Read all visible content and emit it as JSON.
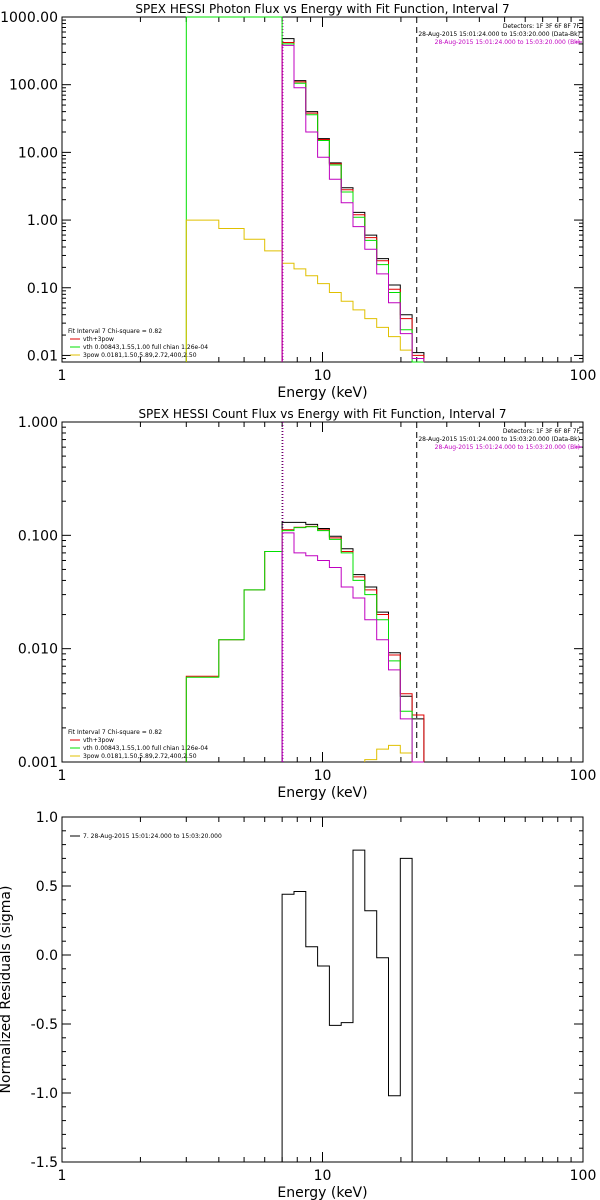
{
  "panels": [
    {
      "title": "SPEX HESSI Photon Flux vs Energy with Fit Function, Interval 7",
      "xlabel": "Energy (keV)",
      "ylabel": "",
      "info_lines": [
        "Detectors: 1F 3F 6F 8F 7F",
        "28-Aug-2015 15:01:24.000 to 15:03:20.000 (Data-Bk)",
        "28-Aug-2015 15:01:24.000 to 15:03:20.000 (Bk)"
      ],
      "info_colors": [
        "#000000",
        "#000000",
        "#c000c0"
      ],
      "legend": [
        {
          "text": "Fit Interval 7   Chi-square = 0.82",
          "color": "#000000",
          "line": false
        },
        {
          "text": "vth+3pow",
          "color": "#e00000",
          "line": true
        },
        {
          "text": "vth 0.00843,1.55,1.00  full chian 1.26e-04",
          "color": "#00e000",
          "line": true
        },
        {
          "text": "3pow 0.0181,1.50,5.89,2.72,400,2.50",
          "color": "#e0c000",
          "line": true
        }
      ]
    },
    {
      "title": "SPEX HESSI Count Flux vs Energy with Fit Function, Interval 7",
      "xlabel": "Energy (keV)",
      "ylabel": "",
      "info_lines": [
        "Detectors: 1F 3F 6F 8F 7F",
        "28-Aug-2015 15:01:24.000 to 15:03:20.000 (Data-Bk)",
        "28-Aug-2015 15:01:24.000 to 15:03:20.000 (Bk)"
      ],
      "info_colors": [
        "#000000",
        "#000000",
        "#c000c0"
      ],
      "legend": [
        {
          "text": "Fit Interval 7   Chi-square = 0.82",
          "color": "#000000",
          "line": false
        },
        {
          "text": "vth+3pow",
          "color": "#e00000",
          "line": true
        },
        {
          "text": "vth 0.00843,1.55,1.00  full chian 1.26e-04",
          "color": "#00e000",
          "line": true
        },
        {
          "text": "3pow 0.0181,1.50,5.89,2.72,400,2.50",
          "color": "#e0c000",
          "line": true
        }
      ]
    },
    {
      "title": "",
      "xlabel": "Energy (keV)",
      "ylabel": "Normalized Residuals (sigma)",
      "info_lines": [],
      "info_colors": [],
      "legend": [
        {
          "text": "7. 28-Aug-2015 15:01:24.000 to 15:03:20.000",
          "color": "#000000",
          "line": true
        }
      ]
    }
  ],
  "chart_data": [
    {
      "type": "line",
      "title": "SPEX HESSI Photon Flux vs Energy with Fit Function, Interval 7",
      "xlabel": "Energy (keV)",
      "ylabel": "",
      "xlog": true,
      "ylog": true,
      "xlim": [
        1,
        100
      ],
      "ylim": [
        0.008,
        1000
      ],
      "xticks": [
        1,
        10,
        100
      ],
      "xtick_labels": [
        "1",
        "10",
        "100"
      ],
      "yticks": [
        0.01,
        0.1,
        1,
        10,
        100,
        1000
      ],
      "ytick_labels": [
        "0.01",
        "0.10",
        "1.00",
        "10.00",
        "100.00",
        "1000.00"
      ],
      "vlines": [
        {
          "x": 7.0,
          "style": "dotted",
          "color": "#000000"
        },
        {
          "x": 7.05,
          "style": "dotted",
          "color": "#c000c0"
        },
        {
          "x": 23.0,
          "style": "dashed",
          "color": "#000000"
        }
      ],
      "edges": [
        3,
        4,
        5,
        6,
        7,
        7.77,
        8.63,
        9.58,
        10.63,
        11.8,
        13.1,
        14.54,
        16.14,
        17.92,
        19.89,
        22.08,
        24.5
      ],
      "series": [
        {
          "name": "Data-Bk",
          "color": "#000000",
          "values": [
            null,
            null,
            null,
            null,
            480,
            115,
            40,
            16,
            7,
            3.0,
            1.3,
            0.6,
            0.27,
            0.11,
            0.04,
            0.011
          ]
        },
        {
          "name": "vth+3pow",
          "color": "#e00000",
          "values": [
            null,
            null,
            null,
            null,
            420,
            110,
            38,
            15.5,
            6.8,
            2.8,
            1.2,
            0.55,
            0.25,
            0.095,
            0.035,
            0.01
          ]
        },
        {
          "name": "vth",
          "color": "#00e000",
          "values": [
            1000,
            1000,
            1000,
            1000,
            400,
            105,
            36,
            15,
            6.5,
            2.6,
            1.1,
            0.5,
            0.22,
            0.085,
            0.024,
            0.007
          ]
        },
        {
          "name": "3pow",
          "color": "#e0c000",
          "values": [
            1.0,
            0.75,
            0.52,
            0.35,
            0.23,
            0.19,
            0.15,
            0.115,
            0.085,
            0.063,
            0.047,
            0.035,
            0.026,
            0.019,
            0.012,
            0.009
          ]
        },
        {
          "name": "Bk",
          "color": "#c000c0",
          "values": [
            null,
            null,
            null,
            null,
            380,
            90,
            20,
            8.5,
            4.0,
            1.8,
            0.8,
            0.37,
            0.16,
            0.06,
            0.021,
            0.009
          ]
        }
      ]
    },
    {
      "type": "line",
      "title": "SPEX HESSI Count Flux vs Energy with Fit Function, Interval 7",
      "xlabel": "Energy (keV)",
      "ylabel": "",
      "xlog": true,
      "ylog": true,
      "xlim": [
        1,
        100
      ],
      "ylim": [
        0.001,
        1.0
      ],
      "xticks": [
        1,
        10,
        100
      ],
      "xtick_labels": [
        "1",
        "10",
        "100"
      ],
      "yticks": [
        0.001,
        0.01,
        0.1,
        1.0
      ],
      "ytick_labels": [
        "0.001",
        "0.010",
        "0.100",
        "1.000"
      ],
      "vlines": [
        {
          "x": 7.0,
          "style": "dotted",
          "color": "#000000"
        },
        {
          "x": 7.05,
          "style": "dotted",
          "color": "#c000c0"
        },
        {
          "x": 23.0,
          "style": "dashed",
          "color": "#000000"
        }
      ],
      "edges": [
        3,
        4,
        5,
        6,
        7,
        7.77,
        8.63,
        9.58,
        10.63,
        11.8,
        13.1,
        14.54,
        16.14,
        17.92,
        19.89,
        22.08,
        24.5
      ],
      "series": [
        {
          "name": "Data-Bk",
          "color": "#000000",
          "values": [
            null,
            null,
            null,
            null,
            0.13,
            0.13,
            0.125,
            0.115,
            0.098,
            0.076,
            0.045,
            0.035,
            0.021,
            0.0092,
            0.0038,
            0.0024
          ]
        },
        {
          "name": "vth+3pow",
          "color": "#e00000",
          "values": [
            0.0057,
            0.012,
            0.033,
            0.072,
            0.112,
            0.118,
            0.12,
            0.112,
            0.095,
            0.072,
            0.043,
            0.033,
            0.02,
            0.0088,
            0.004,
            0.0026
          ]
        },
        {
          "name": "vth",
          "color": "#00e000",
          "values": [
            0.0056,
            0.012,
            0.033,
            0.072,
            0.11,
            0.117,
            0.119,
            0.11,
            0.092,
            0.07,
            0.04,
            0.03,
            0.018,
            0.0078,
            0.0028,
            0.001
          ]
        },
        {
          "name": "3pow",
          "color": "#e0c000",
          "values": [
            null,
            null,
            null,
            null,
            null,
            null,
            null,
            null,
            null,
            null,
            null,
            0.00105,
            0.0013,
            0.0014,
            0.0012,
            0.001
          ]
        },
        {
          "name": "Bk",
          "color": "#c000c0",
          "values": [
            null,
            null,
            null,
            null,
            0.105,
            0.07,
            0.066,
            0.06,
            0.052,
            0.035,
            0.028,
            0.018,
            0.012,
            0.0065,
            0.0024,
            0.001
          ]
        }
      ]
    },
    {
      "type": "line",
      "title": "",
      "xlabel": "Energy (keV)",
      "ylabel": "Normalized Residuals (sigma)",
      "xlog": true,
      "ylog": false,
      "xlim": [
        1,
        100
      ],
      "ylim": [
        -1.5,
        1.0
      ],
      "xticks": [
        1,
        10,
        100
      ],
      "xtick_labels": [
        "1",
        "10",
        "100"
      ],
      "yticks": [
        -1.5,
        -1.0,
        -0.5,
        0.0,
        0.5,
        1.0
      ],
      "ytick_labels": [
        "-1.5",
        "-1.0",
        "-0.5",
        "0.0",
        "0.5",
        "1.0"
      ],
      "vlines": [],
      "edges": [
        7,
        7.77,
        8.63,
        9.58,
        10.63,
        11.8,
        13.1,
        14.54,
        16.14,
        17.92,
        19.89,
        22.08
      ],
      "series": [
        {
          "name": "7. 28-Aug-2015 15:01:24.000 to 15:03:20.000",
          "color": "#000000",
          "values": [
            0.44,
            0.46,
            0.06,
            -0.08,
            -0.51,
            -0.49,
            0.76,
            0.32,
            -0.02,
            -1.02,
            0.7
          ]
        }
      ]
    }
  ]
}
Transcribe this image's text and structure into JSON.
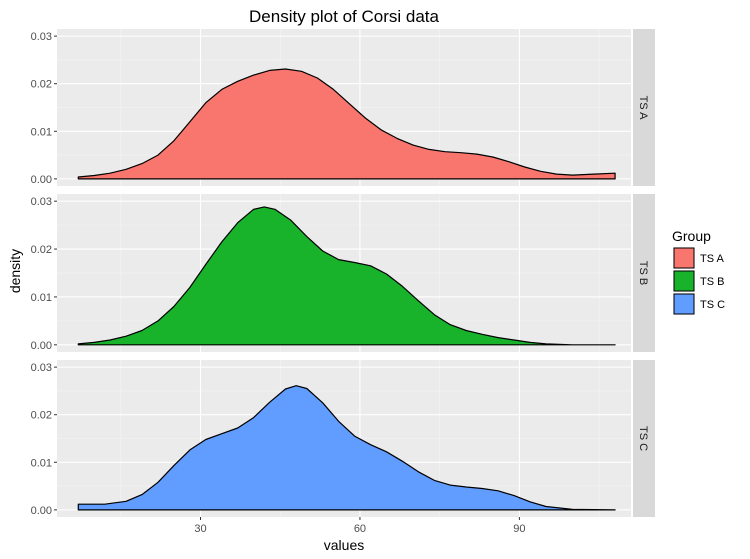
{
  "chart_data": {
    "type": "area",
    "title": "Density plot of Corsi data",
    "xlabel": "values",
    "ylabel": "density",
    "xlim": [
      3,
      111
    ],
    "ylim": [
      -0.0015,
      0.0315
    ],
    "x_ticks": [
      30,
      60,
      90
    ],
    "y_ticks": [
      0,
      0.01,
      0.02,
      0.03
    ],
    "y_tick_labels": [
      "0.00",
      "0.01",
      "0.02",
      "0.03"
    ],
    "grid": true,
    "facets": "rows",
    "legend": {
      "title": "Group",
      "position": "right"
    },
    "series": [
      {
        "name": "TS A",
        "color": "#F8766D",
        "points": [
          [
            7,
            0.0004
          ],
          [
            10,
            0.0007
          ],
          [
            13,
            0.0012
          ],
          [
            16,
            0.002
          ],
          [
            19,
            0.0032
          ],
          [
            22,
            0.005
          ],
          [
            25,
            0.008
          ],
          [
            28,
            0.012
          ],
          [
            31,
            0.016
          ],
          [
            34,
            0.0188
          ],
          [
            37,
            0.0205
          ],
          [
            40,
            0.0218
          ],
          [
            43,
            0.0228
          ],
          [
            46,
            0.0231
          ],
          [
            49,
            0.0226
          ],
          [
            52,
            0.0212
          ],
          [
            55,
            0.0188
          ],
          [
            58,
            0.0158
          ],
          [
            61,
            0.0128
          ],
          [
            64,
            0.0103
          ],
          [
            67,
            0.0085
          ],
          [
            70,
            0.0071
          ],
          [
            73,
            0.0062
          ],
          [
            76,
            0.0057
          ],
          [
            79,
            0.0055
          ],
          [
            82,
            0.0052
          ],
          [
            85,
            0.0046
          ],
          [
            88,
            0.0036
          ],
          [
            91,
            0.0025
          ],
          [
            94,
            0.0016
          ],
          [
            97,
            0.001
          ],
          [
            100,
            0.0008
          ],
          [
            104,
            0.001
          ],
          [
            108,
            0.0012
          ]
        ]
      },
      {
        "name": "TS B",
        "color": "#19B32B",
        "points": [
          [
            7,
            0.0002
          ],
          [
            10,
            0.0005
          ],
          [
            13,
            0.001
          ],
          [
            16,
            0.0018
          ],
          [
            19,
            0.003
          ],
          [
            22,
            0.005
          ],
          [
            25,
            0.008
          ],
          [
            28,
            0.012
          ],
          [
            31,
            0.0168
          ],
          [
            34,
            0.0215
          ],
          [
            37,
            0.0255
          ],
          [
            40,
            0.0283
          ],
          [
            42,
            0.0288
          ],
          [
            44,
            0.0283
          ],
          [
            47,
            0.026
          ],
          [
            50,
            0.0226
          ],
          [
            53,
            0.0196
          ],
          [
            56,
            0.0178
          ],
          [
            59,
            0.0172
          ],
          [
            62,
            0.0165
          ],
          [
            65,
            0.0148
          ],
          [
            68,
            0.0122
          ],
          [
            71,
            0.0092
          ],
          [
            74,
            0.0063
          ],
          [
            77,
            0.0042
          ],
          [
            80,
            0.003
          ],
          [
            83,
            0.0022
          ],
          [
            86,
            0.0015
          ],
          [
            89,
            0.001
          ],
          [
            92,
            0.0005
          ],
          [
            95,
            0.0002
          ],
          [
            100,
            0.0
          ],
          [
            108,
            0.0
          ]
        ]
      },
      {
        "name": "TS C",
        "color": "#619CFF",
        "points": [
          [
            7,
            0.0012
          ],
          [
            12,
            0.0012
          ],
          [
            16,
            0.0018
          ],
          [
            19,
            0.0032
          ],
          [
            22,
            0.0058
          ],
          [
            25,
            0.0093
          ],
          [
            28,
            0.0126
          ],
          [
            31,
            0.0148
          ],
          [
            34,
            0.016
          ],
          [
            37,
            0.0172
          ],
          [
            40,
            0.0194
          ],
          [
            43,
            0.0226
          ],
          [
            46,
            0.0254
          ],
          [
            48,
            0.0261
          ],
          [
            50,
            0.0255
          ],
          [
            53,
            0.0225
          ],
          [
            56,
            0.0186
          ],
          [
            59,
            0.0155
          ],
          [
            62,
            0.0137
          ],
          [
            65,
            0.0122
          ],
          [
            68,
            0.0102
          ],
          [
            71,
            0.008
          ],
          [
            74,
            0.0062
          ],
          [
            77,
            0.0052
          ],
          [
            80,
            0.0048
          ],
          [
            83,
            0.0045
          ],
          [
            86,
            0.004
          ],
          [
            89,
            0.003
          ],
          [
            92,
            0.0017
          ],
          [
            95,
            0.0007
          ],
          [
            100,
            0.0001
          ],
          [
            108,
            0.0
          ]
        ]
      }
    ]
  }
}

### JOB
Report how many lines include the word "JSON". Give nothing but the number.

### REPLY TO THE TASK
2